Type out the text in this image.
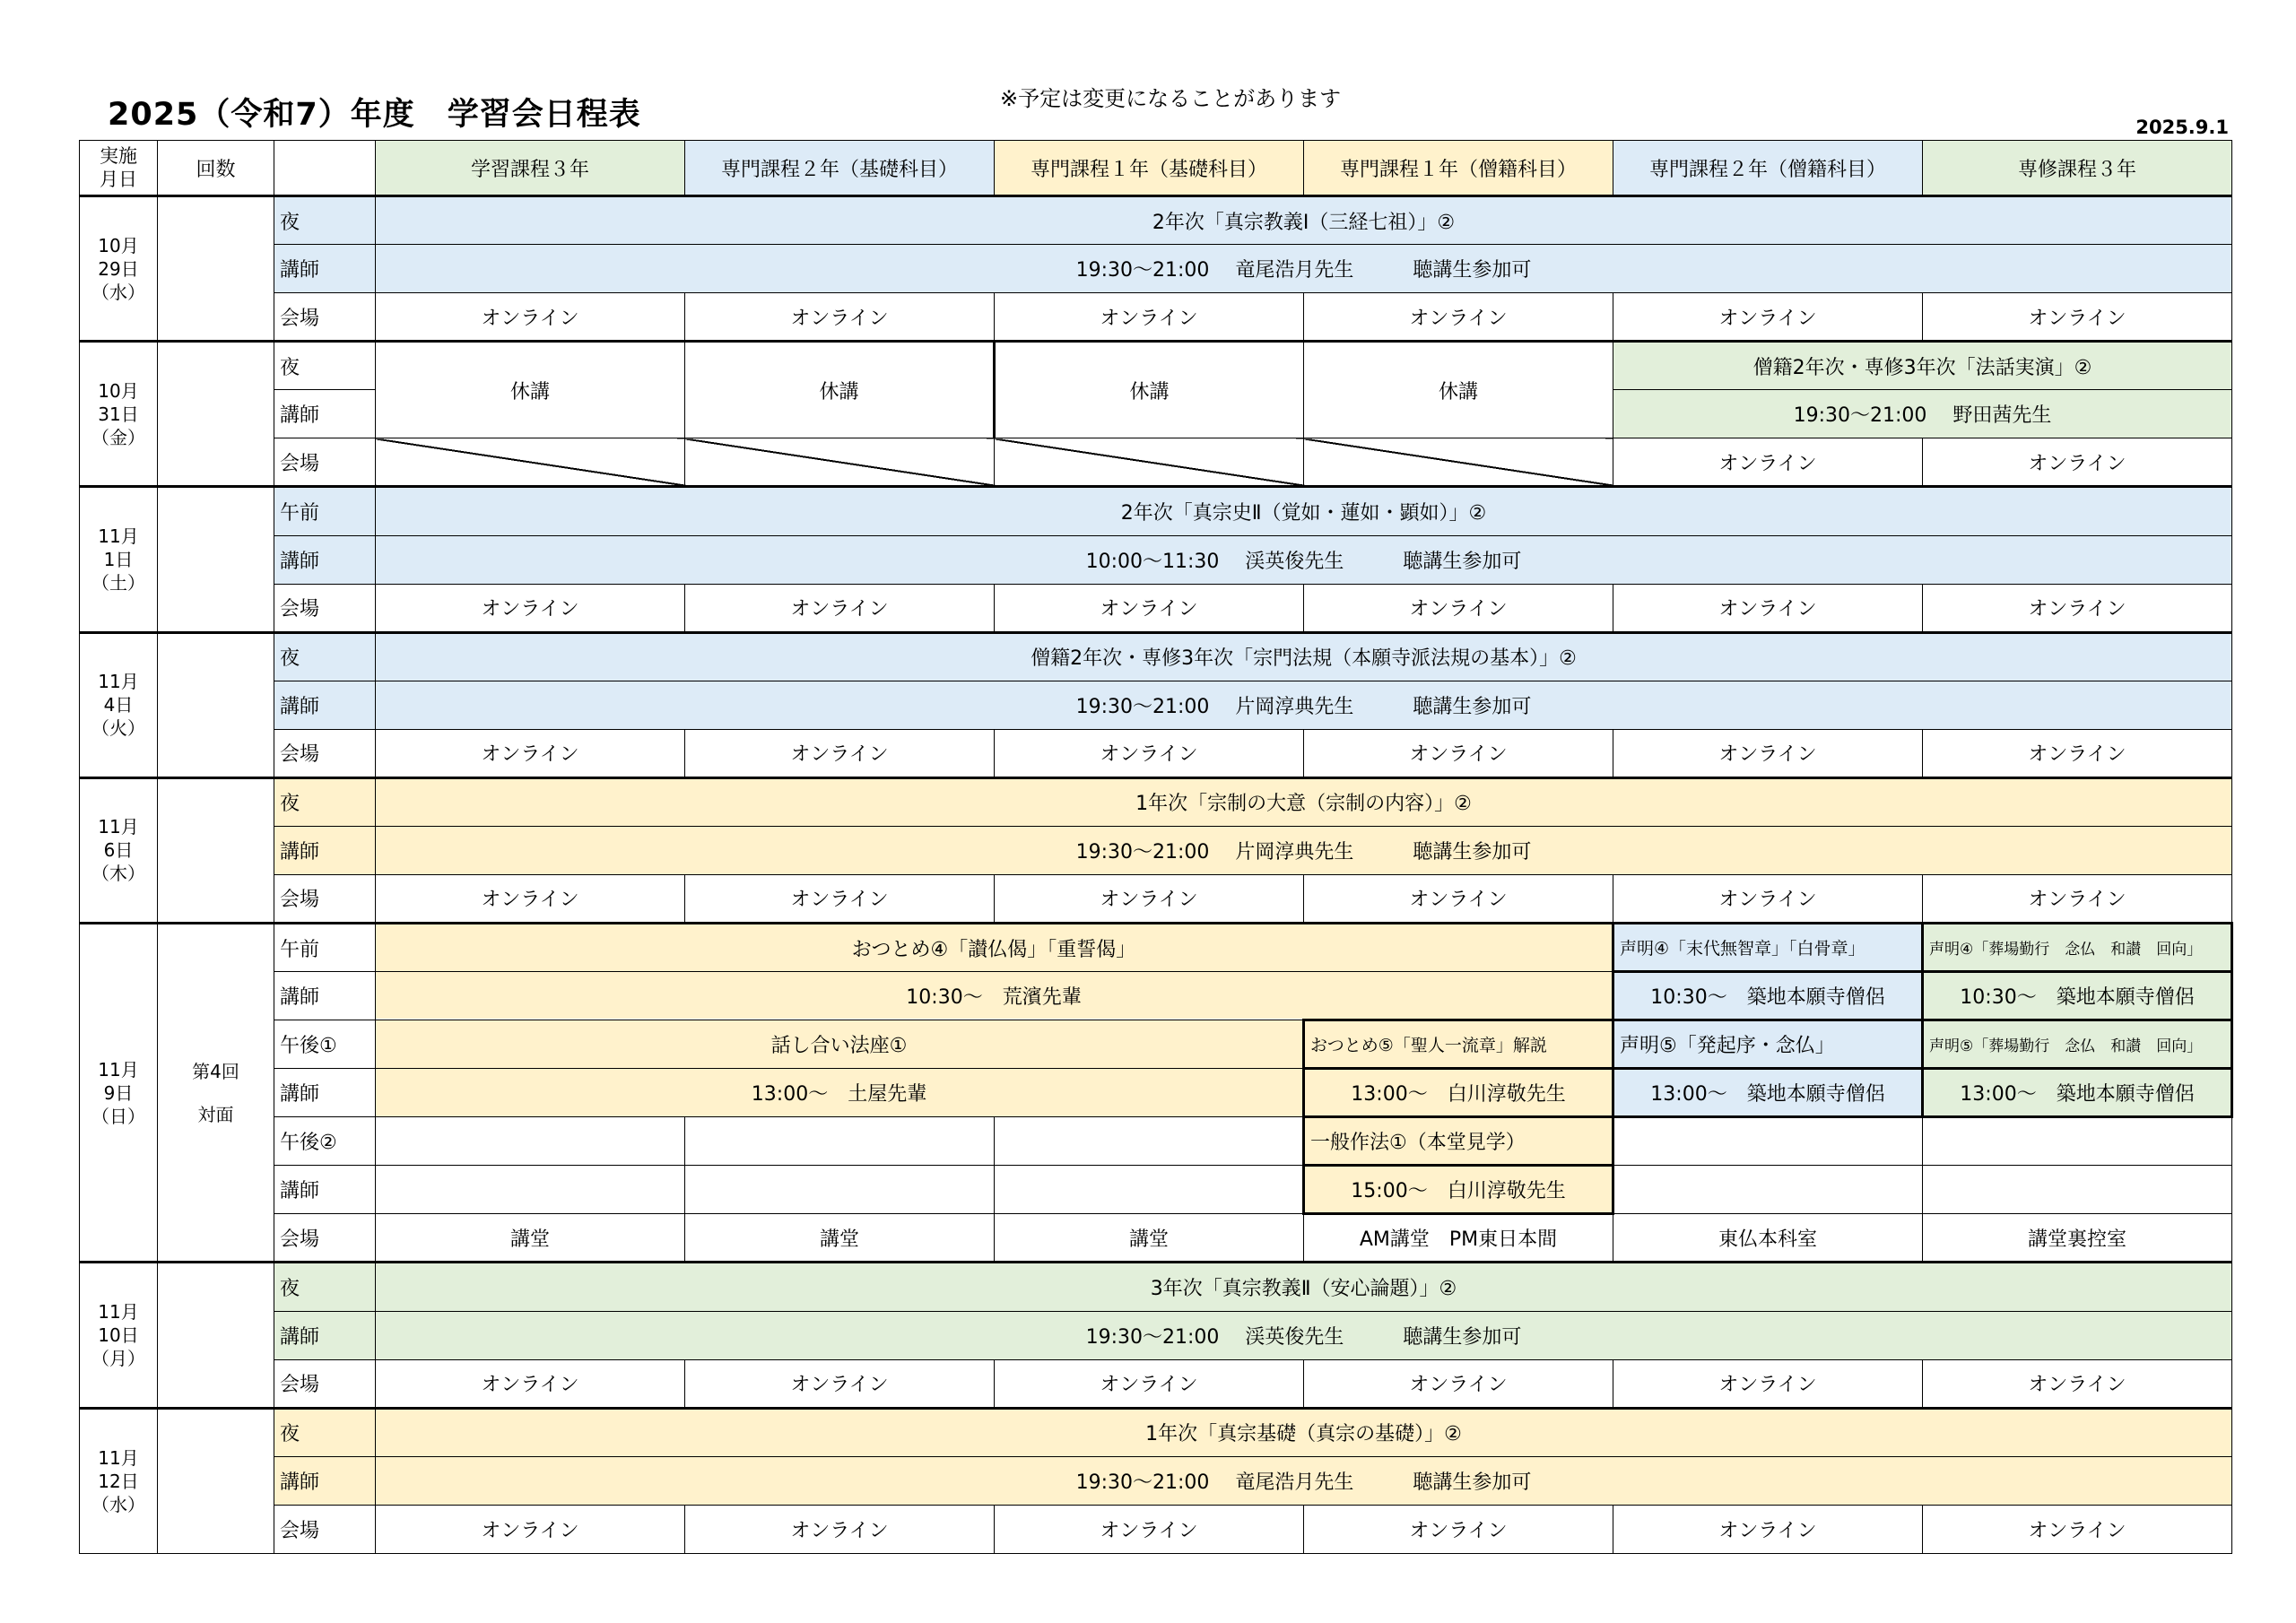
2025（令和7）年度　学習会日程表	※予定は変更になることがあります
2025.9.1
実施
月日	回数		学習課程３年	専門課程２年（基礎科目）	専門課程１年（基礎科目）	専門課程１年（僧籍科目）	専門課程２年（僧籍科目）	専修課程３年
10月
29日
（水）		夜	2年次「真宗教義Ⅰ（三経七祖）」②					
		講師	19:30～21:00　 竜尾浩月先生　　　聴講生参加可					
		会場	オンライン	オンライン	オンライン	オンライン	オンライン	オンライン
10月
31日
（金）		夜	休講	休講	休講	休講	僧籍2年次・専修3年次「法話実演」②	
		講師					19:30～21:00　 野田茜先生	
		会場					オンライン	オンライン
11月
1日
（土）		午前	2年次「真宗史Ⅱ（覚如・蓮如・顕如）」②					
		講師	10:00～11:30　 渓英俊先生　　　聴講生参加可					
		会場	オンライン	オンライン	オンライン	オンライン	オンライン	オンライン
11月
4日
（火）		夜	僧籍2年次・専修3年次「宗門法規（本願寺派法規の基本）」②					
		講師	19:30～21:00　 片岡淳典先生　　　聴講生参加可					
		会場	オンライン	オンライン	オンライン	オンライン	オンライン	オンライン
11月
6日
（木）		夜	1年次「宗制の大意（宗制の内容）」②					
		講師	19:30～21:00　 片岡淳典先生　　　聴講生参加可					
		会場	オンライン	オンライン	オンライン	オンライン	オンライン	オンライン
11月
9日
（日）	第4回

対面	午前	おつとめ④「讃仏偈」「重誓偈」				声明④「末代無智章」「白骨章」	声明④「葬場勤行　念仏　和讃　回向」
		講師	10:30～　荒濱先輩				10:30～　築地本願寺僧侶	10:30～　築地本願寺僧侶
		午後①	話し合い法座①			おつとめ⑤「聖人一流章」解説	声明⑤「発起序・念仏」	声明⑤「葬場勤行　念仏　和讃　回向」
		講師	13:00～　土屋先輩			13:00～　白川淳敬先生	13:00～　築地本願寺僧侶	13:00～　築地本願寺僧侶
		午後②				一般作法①（本堂見学）		
		講師				15:00～　白川淳敬先生		
		会場	講堂	講堂	講堂	AM講堂　PM東日本間	東仏本科室	講堂裏控室
11月
10日
（月）		夜	3年次「真宗教義Ⅱ（安心論題）」②					
		講師	19:30～21:00　 渓英俊先生　　　聴講生参加可					
		会場	オンライン	オンライン	オンライン	オンライン	オンライン	オンライン
11月
12日
（水）		夜	1年次「真宗基礎（真宗の基礎）」②					
		講師	19:30～21:00　 竜尾浩月先生　　　聴講生参加可					
		会場	オンライン	オンライン	オンライン	オンライン	オンライン	オンライン
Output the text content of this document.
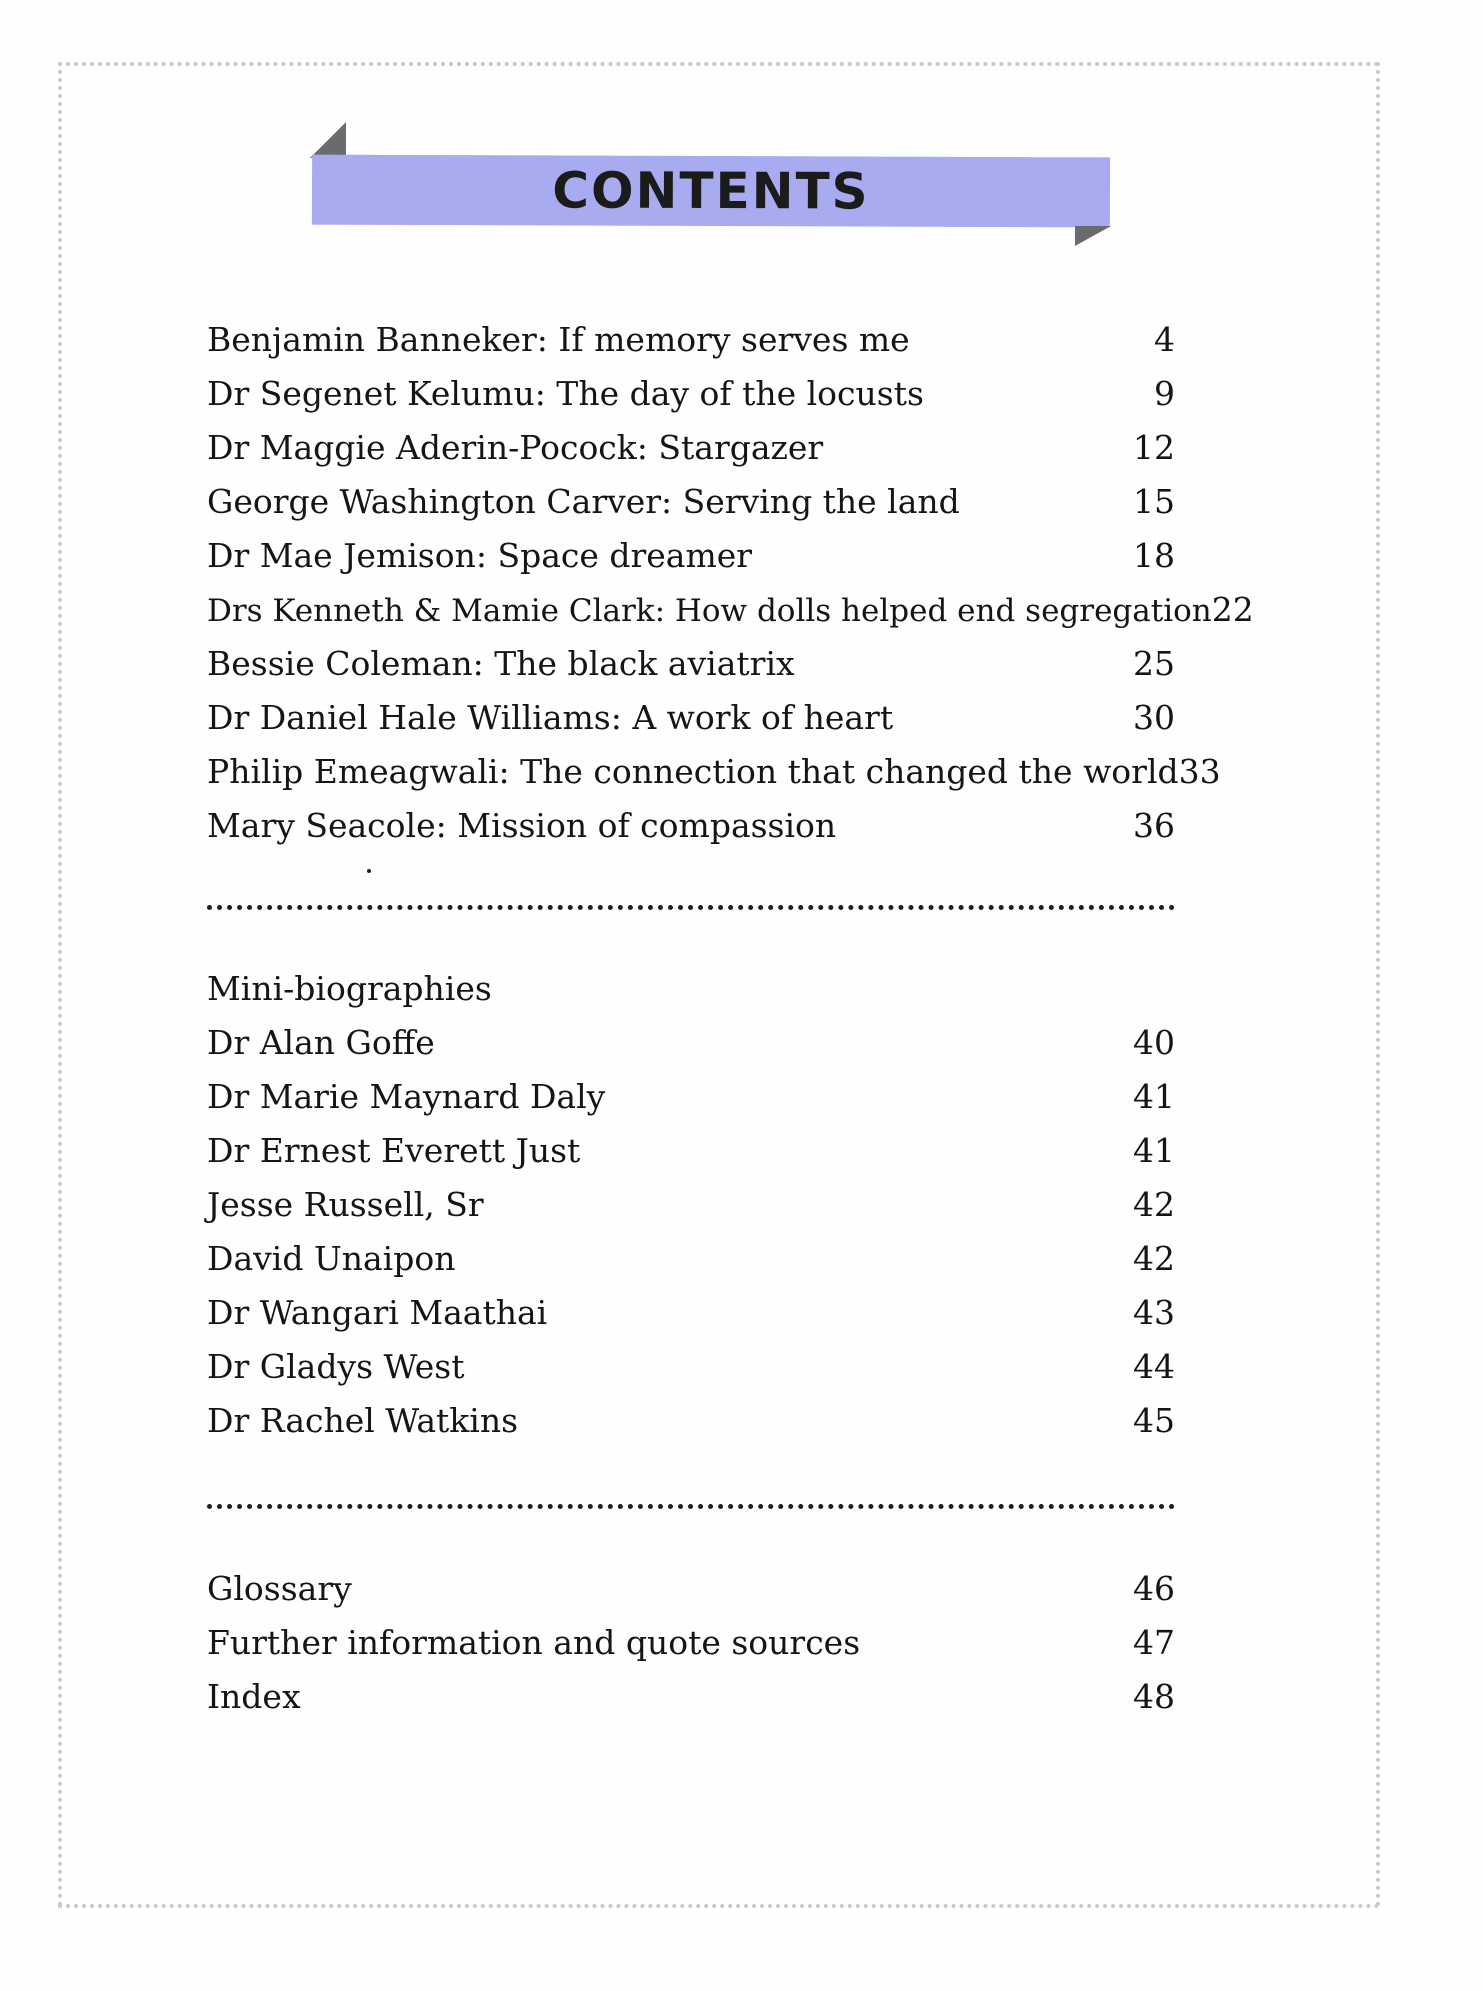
CONTENTS
Benjamin Banneker: If memory serves me	4
Dr Segenet Kelumu: The day of the locusts	9
Dr Maggie Aderin-Pocock: Stargazer	12
George Washington Carver: Serving the land	15
Dr Mae Jemison: Space dreamer	18
Drs Kenneth & Mamie Clark: How dolls helped end segregation 22
Bessie Coleman: The black aviatrix	25
Dr Daniel Hale Williams: A work of heart	30
Philip Emeagwali: The connection that changed the world 33
Mary Seacole: Mission of compassion	36
Mini-biographies
Dr Alan Goffe	40
Dr Marie Maynard Daly	41
Dr Ernest Everett Just	41
Jesse Russell, Sr	42
David Unaipon	42
Dr Wangari Maathai	43
Dr Gladys West	44
Dr Rachel Watkins	45
Glossary	46
Further information and quote sources	47
Index	48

★ ★ ★ ★ ★ ★ ★

● PROBLEM DESCRIPTION: Return the listing above word for word, with the pictures removed.

● TASK RESULT:
Type out the text in this image.
2025（令和7）年度　学習会日程表	※予定は変更になることがあります
2025.9.1
実施
月日	回数		学習課程３年	専門課程２年（基礎科目）	専門課程１年（基礎科目）	専門課程１年（僧籍科目）	専門課程２年（僧籍科目）	専修課程３年
10月
29日
（水）		夜	2年次「真宗教義Ⅰ（三経七祖）」②					
		講師	19:30～21:00　 竜尾浩月先生　　　聴講生参加可					
		会場	オンライン	オンライン	オンライン	オンライン	オンライン	オンライン
10月
31日
（金）		夜	休講	休講	休講	休講	僧籍2年次・専修3年次「法話実演」②	
		講師					19:30～21:00　 野田茜先生	
		会場					オンライン	オンライン
11月
1日
（土）		午前	2年次「真宗史Ⅱ（覚如・蓮如・顕如）」②					
		講師	10:00～11:30　 渓英俊先生　　　聴講生参加可					
		会場	オンライン	オンライン	オンライン	オンライン	オンライン	オンライン
11月
4日
（火）		夜	僧籍2年次・専修3年次「宗門法規（本願寺派法規の基本）」②					
		講師	19:30～21:00　 片岡淳典先生　　　聴講生参加可					
		会場	オンライン	オンライン	オンライン	オンライン	オンライン	オンライン
11月
6日
（木）		夜	1年次「宗制の大意（宗制の内容）」②					
		講師	19:30～21:00　 片岡淳典先生　　　聴講生参加可					
		会場	オンライン	オンライン	オンライン	オンライン	オンライン	オンライン
11月
9日
（日）	第4回

対面	午前	おつとめ④「讃仏偈」「重誓偈」				声明④「末代無智章」「白骨章」	声明④「葬場勤行　念仏　和讃　回向」
		講師	10:30～　荒濱先輩				10:30～　築地本願寺僧侶	10:30～　築地本願寺僧侶
		午後①	話し合い法座①			おつとめ⑤「聖人一流章」解説	声明⑤「発起序・念仏」	声明⑤「葬場勤行　念仏　和讃　回向」
		講師	13:00～　土屋先輩			13:00～　白川淳敬先生	13:00～　築地本願寺僧侶	13:00～　築地本願寺僧侶
		午後②				一般作法①（本堂見学）		
		講師				15:00～　白川淳敬先生		
		会場	講堂	講堂	講堂	AM講堂　PM東日本間	東仏本科室	講堂裏控室
11月
10日
（月）		夜	3年次「真宗教義Ⅱ（安心論題）」②					
		講師	19:30～21:00　 渓英俊先生　　　聴講生参加可					
		会場	オンライン	オンライン	オンライン	オンライン	オンライン	オンライン
11月
12日
（水）		夜	1年次「真宗基礎（真宗の基礎）」②					
		講師	19:30～21:00　 竜尾浩月先生　　　聴講生参加可					
		会場	オンライン	オンライン	オンライン	オンライン	オンライン	オンライン
Output the text content of this document.
CONTENTS
Benjamin Banneker: If memory serves me	4
Dr Segenet Kelumu: The day of the locusts	9
Dr Maggie Aderin-Pocock: Stargazer	12
George Washington Carver: Serving the land	15
Dr Mae Jemison: Space dreamer	18
Drs Kenneth & Mamie Clark: How dolls helped end segregation 22
Bessie Coleman: The black aviatrix	25
Dr Daniel Hale Williams: A work of heart	30
Philip Emeagwali: The connection that changed the world 33
Mary Seacole: Mission of compassion	36
Mini-biographies
Dr Alan Goffe	40
Dr Marie Maynard Daly	41
Dr Ernest Everett Just	41
Jesse Russell, Sr	42
David Unaipon	42
Dr Wangari Maathai	43
Dr Gladys West	44
Dr Rachel Watkins	45
Glossary	46
Further information and quote sources	47
Index	48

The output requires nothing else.